Problem description:
Omit every picture while repeating the entries exactly.

Raw records:
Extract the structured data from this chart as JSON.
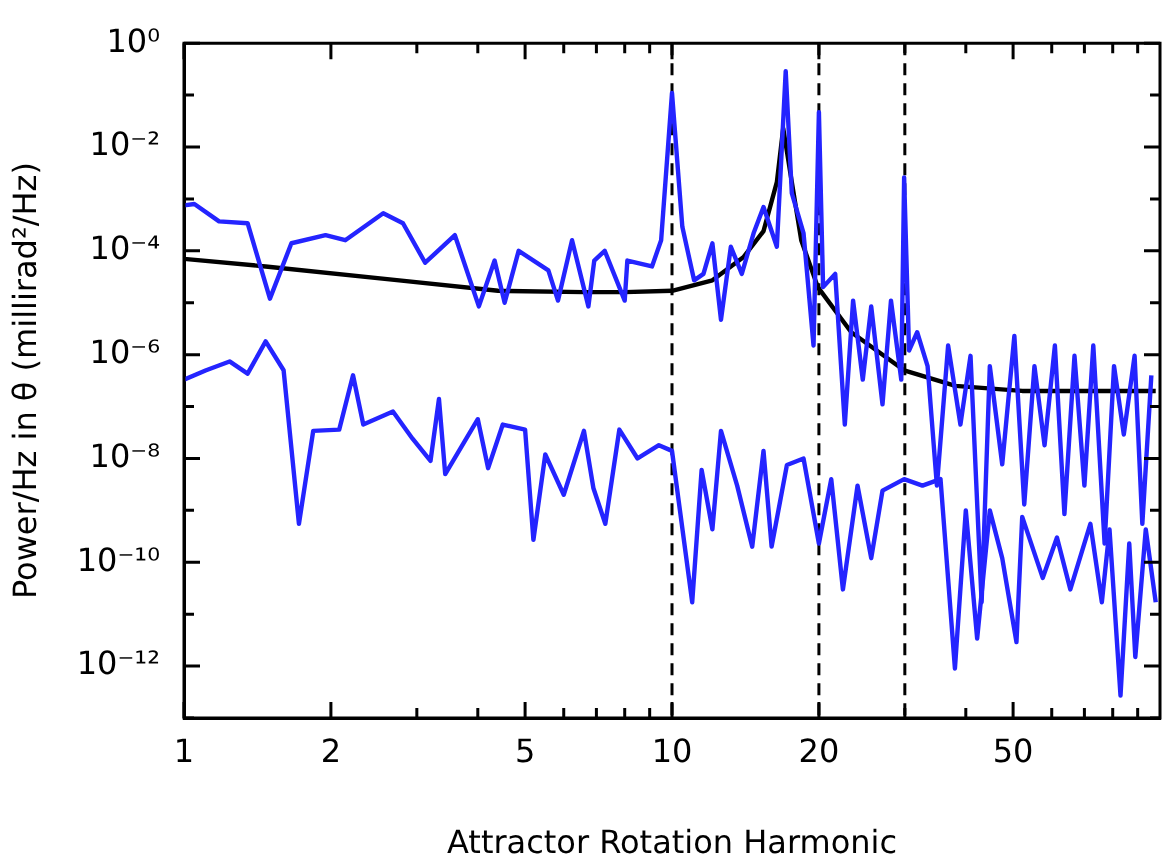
{
  "chart_data": {
    "type": "line",
    "xlabel": "Attractor Rotation Harmonic",
    "ylabel": "Power/Hz in θ (millirad²/Hz)",
    "log": "xy",
    "grid": false,
    "legend": false,
    "marker": "none",
    "line_style": "solid",
    "xlim": [
      1,
      100
    ],
    "ylim": [
      1e-13,
      1
    ],
    "xticks": [
      1,
      2,
      {
        "value": 3,
        "label": null
      },
      {
        "value": 4,
        "label": null
      },
      5,
      {
        "value": 6,
        "label": null
      },
      {
        "value": 7,
        "label": null
      },
      {
        "value": 8,
        "label": null
      },
      {
        "value": 9,
        "label": null
      },
      10,
      20,
      {
        "value": 30,
        "label": null
      },
      {
        "value": 40,
        "label": null
      },
      50,
      {
        "value": 60,
        "label": null
      },
      {
        "value": 70,
        "label": null
      },
      {
        "value": 80,
        "label": null
      },
      {
        "value": 90,
        "label": null
      }
    ],
    "yticks": [
      {
        "value": 1e-13,
        "label": null
      },
      {
        "value": 1e-12,
        "label": "10⁻¹²"
      },
      {
        "value": 1e-11,
        "label": null
      },
      {
        "value": 1e-10,
        "label": "10⁻¹⁰"
      },
      {
        "value": 1e-09,
        "label": null
      },
      {
        "value": 1e-08,
        "label": "10⁻⁸"
      },
      {
        "value": 1e-07,
        "label": null
      },
      {
        "value": 1e-06,
        "label": "10⁻⁶"
      },
      {
        "value": 1e-05,
        "label": null
      },
      {
        "value": 0.0001,
        "label": "10⁻⁴"
      },
      {
        "value": 0.001,
        "label": null
      },
      {
        "value": 0.01,
        "label": "10⁻²"
      },
      {
        "value": 0.1,
        "label": null
      },
      {
        "value": 1,
        "label": "10⁰"
      }
    ],
    "ref_lines": [
      {
        "axis": "x",
        "value": 10,
        "color": "#000000",
        "line_style": "dashed"
      },
      {
        "axis": "x",
        "value": 20,
        "color": "#000000",
        "line_style": "dashed"
      },
      {
        "axis": "x",
        "value": 30,
        "color": "#000000",
        "line_style": "dashed"
      }
    ],
    "series": [
      {
        "color": "#2424ff",
        "x": [
          1,
          1.05,
          1.18,
          1.35,
          1.5,
          1.66,
          1.95,
          2.14,
          2.56,
          2.81,
          3.12,
          3.59,
          4.02,
          4.33,
          4.54,
          4.85,
          5.58,
          5.84,
          6.24,
          6.74,
          6.93,
          7.28,
          8.0,
          8.1,
          9.1,
          9.5,
          10.0,
          10.5,
          11.1,
          11.6,
          12.1,
          12.6,
          13.2,
          13.9,
          14.7,
          15.4,
          16.4,
          17.1,
          17.6,
          18.6,
          19.5,
          20.0,
          20.4,
          21.6,
          22.6,
          23.5,
          24.6,
          25.6,
          27.0,
          28.1,
          29.5,
          29.9,
          30.6,
          31.8,
          33.4,
          34.9,
          36.8,
          39.0,
          40.9,
          43.1,
          44.8,
          47.5,
          50.3,
          52.7,
          55.3,
          58.0,
          60.9,
          63.7,
          66.8,
          70.0,
          73.0,
          77.0,
          80.5,
          84.3,
          88.7,
          92.0,
          96.0
        ],
        "values": [
          0.00075,
          0.0008,
          0.00037,
          0.00034,
          1.2e-05,
          0.00014,
          0.0002,
          0.00016,
          0.00053,
          0.00034,
          5.9e-05,
          0.0002,
          8.5e-06,
          6.5e-05,
          1e-05,
          0.0001,
          4.2e-05,
          1.1e-05,
          0.00016,
          8.5e-06,
          6.5e-05,
          0.0001,
          1.1e-05,
          6.5e-05,
          5e-05,
          0.00016,
          0.11,
          0.00029,
          2.7e-05,
          3.6e-05,
          0.00014,
          4.7e-06,
          0.00012,
          3.6e-05,
          0.00022,
          0.0007,
          0.00012,
          0.29,
          0.0013,
          0.00022,
          1.5e-06,
          0.047,
          2e-05,
          3.6e-05,
          4.5e-08,
          1.1e-05,
          3.3e-07,
          8.5e-06,
          1.1e-07,
          1.1e-05,
          3.3e-07,
          0.0026,
          1.2e-06,
          2.7e-06,
          6e-07,
          3e-09,
          1.5e-06,
          4.5e-08,
          9.5e-07,
          1.7e-11,
          6e-07,
          7.7e-09,
          2.3e-06,
          1.3e-09,
          6e-07,
          1.8e-08,
          1.5e-06,
          8.5e-10,
          9.5e-07,
          3e-09,
          1.5e-06,
          2.3e-10,
          6e-07,
          2.9e-08,
          9.5e-07,
          5.5e-10,
          4e-07
        ]
      },
      {
        "color": "#2424ff",
        "x": [
          1,
          1.11,
          1.24,
          1.35,
          1.47,
          1.6,
          1.72,
          1.84,
          2.08,
          2.22,
          2.33,
          2.68,
          2.94,
          3.2,
          3.33,
          3.43,
          3.66,
          4.0,
          4.2,
          4.5,
          5.0,
          5.2,
          5.5,
          6.0,
          6.6,
          6.9,
          7.3,
          7.8,
          8.5,
          9.4,
          10,
          11.0,
          11.5,
          12.1,
          12.6,
          13.6,
          14.6,
          15.4,
          16.0,
          17.2,
          18.6,
          20.0,
          21.2,
          22.4,
          24.0,
          25.6,
          27.0,
          29.9,
          32.6,
          35.5,
          38.0,
          40.0,
          42.2,
          44.8,
          47.5,
          50.8,
          52.2,
          57.5,
          61.5,
          65.5,
          72.0,
          76.0,
          78.8,
          83.0,
          86.5,
          89.0,
          93.5,
          98
        ],
        "values": [
          3.3e-07,
          5e-07,
          7.4e-07,
          4.3e-07,
          1.8e-06,
          5e-07,
          5.5e-10,
          3.4e-08,
          3.6e-08,
          4e-07,
          4.5e-08,
          8e-08,
          2.4e-08,
          9e-09,
          1.4e-07,
          5e-09,
          1.4e-08,
          5.7e-08,
          6.5e-09,
          4.5e-08,
          3.6e-08,
          2.7e-10,
          1.2e-08,
          2e-09,
          3.4e-08,
          2.7e-09,
          5.5e-10,
          3.6e-08,
          1e-08,
          1.8e-08,
          1.4e-08,
          1.7e-11,
          6e-09,
          4.3e-10,
          3.4e-08,
          3e-09,
          2e-10,
          1.4e-08,
          2e-10,
          7.5e-09,
          1e-08,
          2.3e-10,
          4e-09,
          3e-11,
          3e-09,
          1.2e-10,
          2.4e-09,
          4e-09,
          3e-09,
          4e-09,
          9e-13,
          1e-09,
          3.4e-12,
          1e-09,
          1.2e-10,
          2.9e-12,
          7.5e-10,
          5e-11,
          3e-10,
          3e-11,
          5.5e-10,
          1.7e-11,
          4.3e-10,
          2.7e-13,
          2.3e-10,
          1.5e-12,
          4.3e-10,
          1.7e-11
        ]
      },
      {
        "color": "#000000",
        "x": [
          1,
          1.47,
          2.76,
          4.4,
          6.6,
          8.0,
          10,
          12.1,
          14.0,
          15.4,
          16.4,
          16.9,
          17.6,
          18.4,
          19.9,
          23.3,
          29.9,
          38.1,
          52.2,
          98
        ],
        "values": [
          7e-05,
          5e-05,
          2.7e-05,
          1.7e-05,
          1.6e-05,
          1.6e-05,
          1.7e-05,
          2.7e-05,
          7.5e-05,
          0.00024,
          0.0021,
          0.023,
          0.0021,
          0.00016,
          2e-05,
          2.7e-06,
          5e-07,
          2.5e-07,
          2e-07,
          2e-07
        ]
      }
    ]
  }
}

Correct output:
Extract the structured data from this chart as JSON.
{
  "chart_data": {
    "type": "line",
    "xlabel": "Attractor Rotation Harmonic",
    "ylabel": "Power/Hz in θ (millirad²/Hz)",
    "log": "xy",
    "grid": false,
    "legend": false,
    "marker": "none",
    "line_style": "solid",
    "xlim": [
      1,
      100
    ],
    "ylim": [
      1e-13,
      1
    ],
    "xticks": [
      1,
      2,
      {
        "value": 3,
        "label": null
      },
      {
        "value": 4,
        "label": null
      },
      5,
      {
        "value": 6,
        "label": null
      },
      {
        "value": 7,
        "label": null
      },
      {
        "value": 8,
        "label": null
      },
      {
        "value": 9,
        "label": null
      },
      10,
      20,
      {
        "value": 30,
        "label": null
      },
      {
        "value": 40,
        "label": null
      },
      50,
      {
        "value": 60,
        "label": null
      },
      {
        "value": 70,
        "label": null
      },
      {
        "value": 80,
        "label": null
      },
      {
        "value": 90,
        "label": null
      }
    ],
    "yticks": [
      {
        "value": 1e-13,
        "label": null
      },
      {
        "value": 1e-12,
        "label": "10⁻¹²"
      },
      {
        "value": 1e-11,
        "label": null
      },
      {
        "value": 1e-10,
        "label": "10⁻¹⁰"
      },
      {
        "value": 1e-09,
        "label": null
      },
      {
        "value": 1e-08,
        "label": "10⁻⁸"
      },
      {
        "value": 1e-07,
        "label": null
      },
      {
        "value": 1e-06,
        "label": "10⁻⁶"
      },
      {
        "value": 1e-05,
        "label": null
      },
      {
        "value": 0.0001,
        "label": "10⁻⁴"
      },
      {
        "value": 0.001,
        "label": null
      },
      {
        "value": 0.01,
        "label": "10⁻²"
      },
      {
        "value": 0.1,
        "label": null
      },
      {
        "value": 1,
        "label": "10⁰"
      }
    ],
    "ref_lines": [
      {
        "axis": "x",
        "value": 10,
        "color": "#000000",
        "line_style": "dashed"
      },
      {
        "axis": "x",
        "value": 20,
        "color": "#000000",
        "line_style": "dashed"
      },
      {
        "axis": "x",
        "value": 30,
        "color": "#000000",
        "line_style": "dashed"
      }
    ],
    "series": [
      {
        "color": "#2424ff",
        "x": [
          1,
          1.05,
          1.18,
          1.35,
          1.5,
          1.66,
          1.95,
          2.14,
          2.56,
          2.81,
          3.12,
          3.59,
          4.02,
          4.33,
          4.54,
          4.85,
          5.58,
          5.84,
          6.24,
          6.74,
          6.93,
          7.28,
          8.0,
          8.1,
          9.1,
          9.5,
          10.0,
          10.5,
          11.1,
          11.6,
          12.1,
          12.6,
          13.2,
          13.9,
          14.7,
          15.4,
          16.4,
          17.1,
          17.6,
          18.6,
          19.5,
          20.0,
          20.4,
          21.6,
          22.6,
          23.5,
          24.6,
          25.6,
          27.0,
          28.1,
          29.5,
          29.9,
          30.6,
          31.8,
          33.4,
          34.9,
          36.8,
          39.0,
          40.9,
          43.1,
          44.8,
          47.5,
          50.3,
          52.7,
          55.3,
          58.0,
          60.9,
          63.7,
          66.8,
          70.0,
          73.0,
          77.0,
          80.5,
          84.3,
          88.7,
          92.0,
          96.0
        ],
        "values": [
          0.00075,
          0.0008,
          0.00037,
          0.00034,
          1.2e-05,
          0.00014,
          0.0002,
          0.00016,
          0.00053,
          0.00034,
          5.9e-05,
          0.0002,
          8.5e-06,
          6.5e-05,
          1e-05,
          0.0001,
          4.2e-05,
          1.1e-05,
          0.00016,
          8.5e-06,
          6.5e-05,
          0.0001,
          1.1e-05,
          6.5e-05,
          5e-05,
          0.00016,
          0.11,
          0.00029,
          2.7e-05,
          3.6e-05,
          0.00014,
          4.7e-06,
          0.00012,
          3.6e-05,
          0.00022,
          0.0007,
          0.00012,
          0.29,
          0.0013,
          0.00022,
          1.5e-06,
          0.047,
          2e-05,
          3.6e-05,
          4.5e-08,
          1.1e-05,
          3.3e-07,
          8.5e-06,
          1.1e-07,
          1.1e-05,
          3.3e-07,
          0.0026,
          1.2e-06,
          2.7e-06,
          6e-07,
          3e-09,
          1.5e-06,
          4.5e-08,
          9.5e-07,
          1.7e-11,
          6e-07,
          7.7e-09,
          2.3e-06,
          1.3e-09,
          6e-07,
          1.8e-08,
          1.5e-06,
          8.5e-10,
          9.5e-07,
          3e-09,
          1.5e-06,
          2.3e-10,
          6e-07,
          2.9e-08,
          9.5e-07,
          5.5e-10,
          4e-07
        ]
      },
      {
        "color": "#2424ff",
        "x": [
          1,
          1.11,
          1.24,
          1.35,
          1.47,
          1.6,
          1.72,
          1.84,
          2.08,
          2.22,
          2.33,
          2.68,
          2.94,
          3.2,
          3.33,
          3.43,
          3.66,
          4.0,
          4.2,
          4.5,
          5.0,
          5.2,
          5.5,
          6.0,
          6.6,
          6.9,
          7.3,
          7.8,
          8.5,
          9.4,
          10,
          11.0,
          11.5,
          12.1,
          12.6,
          13.6,
          14.6,
          15.4,
          16.0,
          17.2,
          18.6,
          20.0,
          21.2,
          22.4,
          24.0,
          25.6,
          27.0,
          29.9,
          32.6,
          35.5,
          38.0,
          40.0,
          42.2,
          44.8,
          47.5,
          50.8,
          52.2,
          57.5,
          61.5,
          65.5,
          72.0,
          76.0,
          78.8,
          83.0,
          86.5,
          89.0,
          93.5,
          98
        ],
        "values": [
          3.3e-07,
          5e-07,
          7.4e-07,
          4.3e-07,
          1.8e-06,
          5e-07,
          5.5e-10,
          3.4e-08,
          3.6e-08,
          4e-07,
          4.5e-08,
          8e-08,
          2.4e-08,
          9e-09,
          1.4e-07,
          5e-09,
          1.4e-08,
          5.7e-08,
          6.5e-09,
          4.5e-08,
          3.6e-08,
          2.7e-10,
          1.2e-08,
          2e-09,
          3.4e-08,
          2.7e-09,
          5.5e-10,
          3.6e-08,
          1e-08,
          1.8e-08,
          1.4e-08,
          1.7e-11,
          6e-09,
          4.3e-10,
          3.4e-08,
          3e-09,
          2e-10,
          1.4e-08,
          2e-10,
          7.5e-09,
          1e-08,
          2.3e-10,
          4e-09,
          3e-11,
          3e-09,
          1.2e-10,
          2.4e-09,
          4e-09,
          3e-09,
          4e-09,
          9e-13,
          1e-09,
          3.4e-12,
          1e-09,
          1.2e-10,
          2.9e-12,
          7.5e-10,
          5e-11,
          3e-10,
          3e-11,
          5.5e-10,
          1.7e-11,
          4.3e-10,
          2.7e-13,
          2.3e-10,
          1.5e-12,
          4.3e-10,
          1.7e-11
        ]
      },
      {
        "color": "#000000",
        "x": [
          1,
          1.47,
          2.76,
          4.4,
          6.6,
          8.0,
          10,
          12.1,
          14.0,
          15.4,
          16.4,
          16.9,
          17.6,
          18.4,
          19.9,
          23.3,
          29.9,
          38.1,
          52.2,
          98
        ],
        "values": [
          7e-05,
          5e-05,
          2.7e-05,
          1.7e-05,
          1.6e-05,
          1.6e-05,
          1.7e-05,
          2.7e-05,
          7.5e-05,
          0.00024,
          0.0021,
          0.023,
          0.0021,
          0.00016,
          2e-05,
          2.7e-06,
          5e-07,
          2.5e-07,
          2e-07,
          2e-07
        ]
      }
    ]
  }
}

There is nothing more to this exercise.